**THE TASK:**
Write out each line beneath this one exactly as it reads.

**EXERCISE INPUT:**

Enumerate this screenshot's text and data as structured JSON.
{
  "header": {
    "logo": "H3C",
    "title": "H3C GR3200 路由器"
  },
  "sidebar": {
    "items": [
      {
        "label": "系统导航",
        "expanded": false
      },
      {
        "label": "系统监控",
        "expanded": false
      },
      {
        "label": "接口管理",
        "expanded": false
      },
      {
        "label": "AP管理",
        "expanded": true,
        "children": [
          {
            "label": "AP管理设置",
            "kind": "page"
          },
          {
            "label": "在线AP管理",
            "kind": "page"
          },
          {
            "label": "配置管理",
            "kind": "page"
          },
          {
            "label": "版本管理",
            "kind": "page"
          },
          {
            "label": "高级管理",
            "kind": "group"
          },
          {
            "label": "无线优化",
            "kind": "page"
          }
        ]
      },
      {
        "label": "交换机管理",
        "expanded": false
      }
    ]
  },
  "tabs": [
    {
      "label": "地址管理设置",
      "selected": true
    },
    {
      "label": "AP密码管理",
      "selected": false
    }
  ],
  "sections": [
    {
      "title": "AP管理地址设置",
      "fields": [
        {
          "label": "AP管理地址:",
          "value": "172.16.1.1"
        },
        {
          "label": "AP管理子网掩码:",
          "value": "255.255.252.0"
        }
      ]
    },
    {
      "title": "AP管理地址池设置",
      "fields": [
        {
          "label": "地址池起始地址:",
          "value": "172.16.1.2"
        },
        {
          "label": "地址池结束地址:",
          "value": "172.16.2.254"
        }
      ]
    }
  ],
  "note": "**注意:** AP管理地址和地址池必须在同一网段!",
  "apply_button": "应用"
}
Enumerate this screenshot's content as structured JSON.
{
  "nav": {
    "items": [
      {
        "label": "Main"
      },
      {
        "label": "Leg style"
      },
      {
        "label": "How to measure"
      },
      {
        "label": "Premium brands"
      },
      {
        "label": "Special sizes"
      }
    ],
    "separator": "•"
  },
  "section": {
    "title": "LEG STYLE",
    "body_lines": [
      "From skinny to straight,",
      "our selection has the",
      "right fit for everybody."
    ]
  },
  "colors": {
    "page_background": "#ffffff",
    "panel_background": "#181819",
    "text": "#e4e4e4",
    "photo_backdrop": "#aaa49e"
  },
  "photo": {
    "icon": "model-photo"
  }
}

**SOLUTION:**
Enumerate this screenshot's text and data as structured JSON.
{
  "header": {
    "logo": "H3C",
    "title": "H3C GR3200 路由器"
  },
  "sidebar": {
    "items": [
      {
        "label": "系统导航",
        "expanded": false
      },
      {
        "label": "系统监控",
        "expanded": false
      },
      {
        "label": "接口管理",
        "expanded": false
      },
      {
        "label": "AP管理",
        "expanded": true,
        "children": [
          {
            "label": "AP管理设置",
            "kind": "page"
          },
          {
            "label": "在线AP管理",
            "kind": "page"
          },
          {
            "label": "配置管理",
            "kind": "page"
          },
          {
            "label": "版本管理",
            "kind": "page"
          },
          {
            "label": "高级管理",
            "kind": "group"
          },
          {
            "label": "无线优化",
            "kind": "page"
          }
        ]
      },
      {
        "label": "交换机管理",
        "expanded": false
      }
    ]
  },
  "tabs": [
    {
      "label": "地址管理设置",
      "selected": true
    },
    {
      "label": "AP密码管理",
      "selected": false
    }
  ],
  "sections": [
    {
      "title": "AP管理地址设置",
      "fields": [
        {
          "label": "AP管理地址:",
          "value": "172.16.1.1"
        },
        {
          "label": "AP管理子网掩码:",
          "value": "255.255.252.0"
        }
      ]
    },
    {
      "title": "AP管理地址池设置",
      "fields": [
        {
          "label": "地址池起始地址:",
          "value": "172.16.1.2"
        },
        {
          "label": "地址池结束地址:",
          "value": "172.16.2.254"
        }
      ]
    }
  ],
  "note": "**注意:** AP管理地址和地址池必须在同一网段!",
  "apply_button": "应用"
}
Enumerate this screenshot's content as structured JSON.
{
  "nav": {
    "items": [
      {
        "label": "Main"
      },
      {
        "label": "Leg style"
      },
      {
        "label": "How to measure"
      },
      {
        "label": "Premium brands"
      },
      {
        "label": "Special sizes"
      }
    ],
    "separator": "•"
  },
  "section": {
    "title": "LEG STYLE",
    "body_lines": [
      "From skinny to straight,",
      "our selection has the",
      "right fit for everybody."
    ]
  },
  "colors": {
    "page_background": "#ffffff",
    "panel_background": "#181819",
    "text": "#e4e4e4",
    "photo_backdrop": "#aaa49e"
  },
  "photo": {
    "icon": "model-photo"
  }
}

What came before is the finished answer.